• [Exercise directions]:
All entries are to be given again verbatim.

---------------

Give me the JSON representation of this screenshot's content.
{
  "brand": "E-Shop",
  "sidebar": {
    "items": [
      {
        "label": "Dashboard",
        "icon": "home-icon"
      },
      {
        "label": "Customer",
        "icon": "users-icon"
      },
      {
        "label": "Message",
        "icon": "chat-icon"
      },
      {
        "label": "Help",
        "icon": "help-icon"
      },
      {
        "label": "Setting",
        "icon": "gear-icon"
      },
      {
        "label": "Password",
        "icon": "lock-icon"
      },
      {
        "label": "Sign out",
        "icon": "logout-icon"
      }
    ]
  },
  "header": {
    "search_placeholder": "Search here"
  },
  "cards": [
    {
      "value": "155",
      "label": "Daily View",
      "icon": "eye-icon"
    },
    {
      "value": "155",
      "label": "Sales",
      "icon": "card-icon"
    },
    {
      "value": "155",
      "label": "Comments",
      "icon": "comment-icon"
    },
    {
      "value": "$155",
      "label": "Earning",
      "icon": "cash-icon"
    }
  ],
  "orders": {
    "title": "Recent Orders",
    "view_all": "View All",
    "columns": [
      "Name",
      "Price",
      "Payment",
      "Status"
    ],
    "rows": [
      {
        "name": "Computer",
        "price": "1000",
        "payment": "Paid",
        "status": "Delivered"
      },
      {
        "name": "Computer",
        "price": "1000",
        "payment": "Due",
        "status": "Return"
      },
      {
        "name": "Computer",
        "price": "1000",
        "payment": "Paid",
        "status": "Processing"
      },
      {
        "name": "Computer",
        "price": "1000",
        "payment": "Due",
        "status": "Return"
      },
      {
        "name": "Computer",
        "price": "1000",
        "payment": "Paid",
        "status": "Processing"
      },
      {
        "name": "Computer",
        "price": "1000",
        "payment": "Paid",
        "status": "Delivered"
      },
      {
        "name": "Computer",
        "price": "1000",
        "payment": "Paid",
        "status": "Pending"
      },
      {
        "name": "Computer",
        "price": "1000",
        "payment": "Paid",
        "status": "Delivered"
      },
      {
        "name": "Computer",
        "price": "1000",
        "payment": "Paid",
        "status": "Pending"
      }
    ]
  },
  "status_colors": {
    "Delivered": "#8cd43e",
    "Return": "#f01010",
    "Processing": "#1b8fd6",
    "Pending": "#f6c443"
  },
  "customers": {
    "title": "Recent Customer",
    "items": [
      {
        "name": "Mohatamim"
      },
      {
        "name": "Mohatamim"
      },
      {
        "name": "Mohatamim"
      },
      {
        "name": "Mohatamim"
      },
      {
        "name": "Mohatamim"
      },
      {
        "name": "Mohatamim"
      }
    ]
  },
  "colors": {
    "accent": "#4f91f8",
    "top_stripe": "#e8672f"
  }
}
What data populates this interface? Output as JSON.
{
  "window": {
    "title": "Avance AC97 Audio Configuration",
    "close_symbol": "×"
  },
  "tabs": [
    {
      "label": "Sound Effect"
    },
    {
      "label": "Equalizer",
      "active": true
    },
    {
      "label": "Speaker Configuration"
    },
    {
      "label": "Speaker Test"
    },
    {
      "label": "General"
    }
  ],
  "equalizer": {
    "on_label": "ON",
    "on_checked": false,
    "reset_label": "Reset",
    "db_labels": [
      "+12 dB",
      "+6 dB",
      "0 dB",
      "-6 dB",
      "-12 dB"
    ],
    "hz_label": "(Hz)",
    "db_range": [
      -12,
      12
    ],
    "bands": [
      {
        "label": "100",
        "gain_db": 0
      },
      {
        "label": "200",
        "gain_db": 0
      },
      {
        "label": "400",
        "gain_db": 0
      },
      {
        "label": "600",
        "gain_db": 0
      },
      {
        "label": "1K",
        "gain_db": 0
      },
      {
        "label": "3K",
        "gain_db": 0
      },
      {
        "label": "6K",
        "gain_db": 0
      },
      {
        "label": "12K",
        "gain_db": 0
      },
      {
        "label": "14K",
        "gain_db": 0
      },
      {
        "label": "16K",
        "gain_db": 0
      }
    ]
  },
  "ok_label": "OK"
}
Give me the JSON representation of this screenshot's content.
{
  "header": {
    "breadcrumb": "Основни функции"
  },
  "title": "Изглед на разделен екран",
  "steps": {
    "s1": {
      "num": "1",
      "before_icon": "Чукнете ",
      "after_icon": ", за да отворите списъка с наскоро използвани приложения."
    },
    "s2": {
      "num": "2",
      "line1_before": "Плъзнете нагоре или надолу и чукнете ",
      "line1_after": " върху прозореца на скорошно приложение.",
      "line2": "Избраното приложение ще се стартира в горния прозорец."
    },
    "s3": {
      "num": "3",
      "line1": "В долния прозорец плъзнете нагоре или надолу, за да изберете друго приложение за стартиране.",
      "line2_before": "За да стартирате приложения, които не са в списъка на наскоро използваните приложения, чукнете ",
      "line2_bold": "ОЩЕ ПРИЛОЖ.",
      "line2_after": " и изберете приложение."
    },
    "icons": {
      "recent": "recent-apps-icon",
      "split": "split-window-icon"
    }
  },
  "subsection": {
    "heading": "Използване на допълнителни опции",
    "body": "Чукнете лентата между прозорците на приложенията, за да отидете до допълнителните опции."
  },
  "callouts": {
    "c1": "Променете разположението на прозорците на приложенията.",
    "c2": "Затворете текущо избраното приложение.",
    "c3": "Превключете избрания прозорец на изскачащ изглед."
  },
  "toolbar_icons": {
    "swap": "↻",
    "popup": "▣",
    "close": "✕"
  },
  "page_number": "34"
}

---------------

• [Task answer]:
Give me the JSON representation of this screenshot's content.
{
  "brand": "E-Shop",
  "sidebar": {
    "items": [
      {
        "label": "Dashboard",
        "icon": "home-icon"
      },
      {
        "label": "Customer",
        "icon": "users-icon"
      },
      {
        "label": "Message",
        "icon": "chat-icon"
      },
      {
        "label": "Help",
        "icon": "help-icon"
      },
      {
        "label": "Setting",
        "icon": "gear-icon"
      },
      {
        "label": "Password",
        "icon": "lock-icon"
      },
      {
        "label": "Sign out",
        "icon": "logout-icon"
      }
    ]
  },
  "header": {
    "search_placeholder": "Search here"
  },
  "cards": [
    {
      "value": "155",
      "label": "Daily View",
      "icon": "eye-icon"
    },
    {
      "value": "155",
      "label": "Sales",
      "icon": "card-icon"
    },
    {
      "value": "155",
      "label": "Comments",
      "icon": "comment-icon"
    },
    {
      "value": "$155",
      "label": "Earning",
      "icon": "cash-icon"
    }
  ],
  "orders": {
    "title": "Recent Orders",
    "view_all": "View All",
    "columns": [
      "Name",
      "Price",
      "Payment",
      "Status"
    ],
    "rows": [
      {
        "name": "Computer",
        "price": "1000",
        "payment": "Paid",
        "status": "Delivered"
      },
      {
        "name": "Computer",
        "price": "1000",
        "payment": "Due",
        "status": "Return"
      },
      {
        "name": "Computer",
        "price": "1000",
        "payment": "Paid",
        "status": "Processing"
      },
      {
        "name": "Computer",
        "price": "1000",
        "payment": "Due",
        "status": "Return"
      },
      {
        "name": "Computer",
        "price": "1000",
        "payment": "Paid",
        "status": "Processing"
      },
      {
        "name": "Computer",
        "price": "1000",
        "payment": "Paid",
        "status": "Delivered"
      },
      {
        "name": "Computer",
        "price": "1000",
        "payment": "Paid",
        "status": "Pending"
      },
      {
        "name": "Computer",
        "price": "1000",
        "payment": "Paid",
        "status": "Delivered"
      },
      {
        "name": "Computer",
        "price": "1000",
        "payment": "Paid",
        "status": "Pending"
      }
    ]
  },
  "status_colors": {
    "Delivered": "#8cd43e",
    "Return": "#f01010",
    "Processing": "#1b8fd6",
    "Pending": "#f6c443"
  },
  "customers": {
    "title": "Recent Customer",
    "items": [
      {
        "name": "Mohatamim"
      },
      {
        "name": "Mohatamim"
      },
      {
        "name": "Mohatamim"
      },
      {
        "name": "Mohatamim"
      },
      {
        "name": "Mohatamim"
      },
      {
        "name": "Mohatamim"
      }
    ]
  },
  "colors": {
    "accent": "#4f91f8",
    "top_stripe": "#e8672f"
  }
}
What data populates this interface? Output as JSON.
{
  "window": {
    "title": "Avance AC97 Audio Configuration",
    "close_symbol": "×"
  },
  "tabs": [
    {
      "label": "Sound Effect"
    },
    {
      "label": "Equalizer",
      "active": true
    },
    {
      "label": "Speaker Configuration"
    },
    {
      "label": "Speaker Test"
    },
    {
      "label": "General"
    }
  ],
  "equalizer": {
    "on_label": "ON",
    "on_checked": false,
    "reset_label": "Reset",
    "db_labels": [
      "+12 dB",
      "+6 dB",
      "0 dB",
      "-6 dB",
      "-12 dB"
    ],
    "hz_label": "(Hz)",
    "db_range": [
      -12,
      12
    ],
    "bands": [
      {
        "label": "100",
        "gain_db": 0
      },
      {
        "label": "200",
        "gain_db": 0
      },
      {
        "label": "400",
        "gain_db": 0
      },
      {
        "label": "600",
        "gain_db": 0
      },
      {
        "label": "1K",
        "gain_db": 0
      },
      {
        "label": "3K",
        "gain_db": 0
      },
      {
        "label": "6K",
        "gain_db": 0
      },
      {
        "label": "12K",
        "gain_db": 0
      },
      {
        "label": "14K",
        "gain_db": 0
      },
      {
        "label": "16K",
        "gain_db": 0
      }
    ]
  },
  "ok_label": "OK"
}
Give me the JSON representation of this screenshot's content.
{
  "header": {
    "breadcrumb": "Основни функции"
  },
  "title": "Изглед на разделен екран",
  "steps": {
    "s1": {
      "num": "1",
      "before_icon": "Чукнете ",
      "after_icon": ", за да отворите списъка с наскоро използвани приложения."
    },
    "s2": {
      "num": "2",
      "line1_before": "Плъзнете нагоре или надолу и чукнете ",
      "line1_after": " върху прозореца на скорошно приложение.",
      "line2": "Избраното приложение ще се стартира в горния прозорец."
    },
    "s3": {
      "num": "3",
      "line1": "В долния прозорец плъзнете нагоре или надолу, за да изберете друго приложение за стартиране.",
      "line2_before": "За да стартирате приложения, които не са в списъка на наскоро използваните приложения, чукнете ",
      "line2_bold": "ОЩЕ ПРИЛОЖ.",
      "line2_after": " и изберете приложение."
    },
    "icons": {
      "recent": "recent-apps-icon",
      "split": "split-window-icon"
    }
  },
  "subsection": {
    "heading": "Използване на допълнителни опции",
    "body": "Чукнете лентата между прозорците на приложенията, за да отидете до допълнителните опции."
  },
  "callouts": {
    "c1": "Променете разположението на прозорците на приложенията.",
    "c2": "Затворете текущо избраното приложение.",
    "c3": "Превключете избрания прозорец на изскачащ изглед."
  },
  "toolbar_icons": {
    "swap": "↻",
    "popup": "▣",
    "close": "✕"
  },
  "page_number": "34"
}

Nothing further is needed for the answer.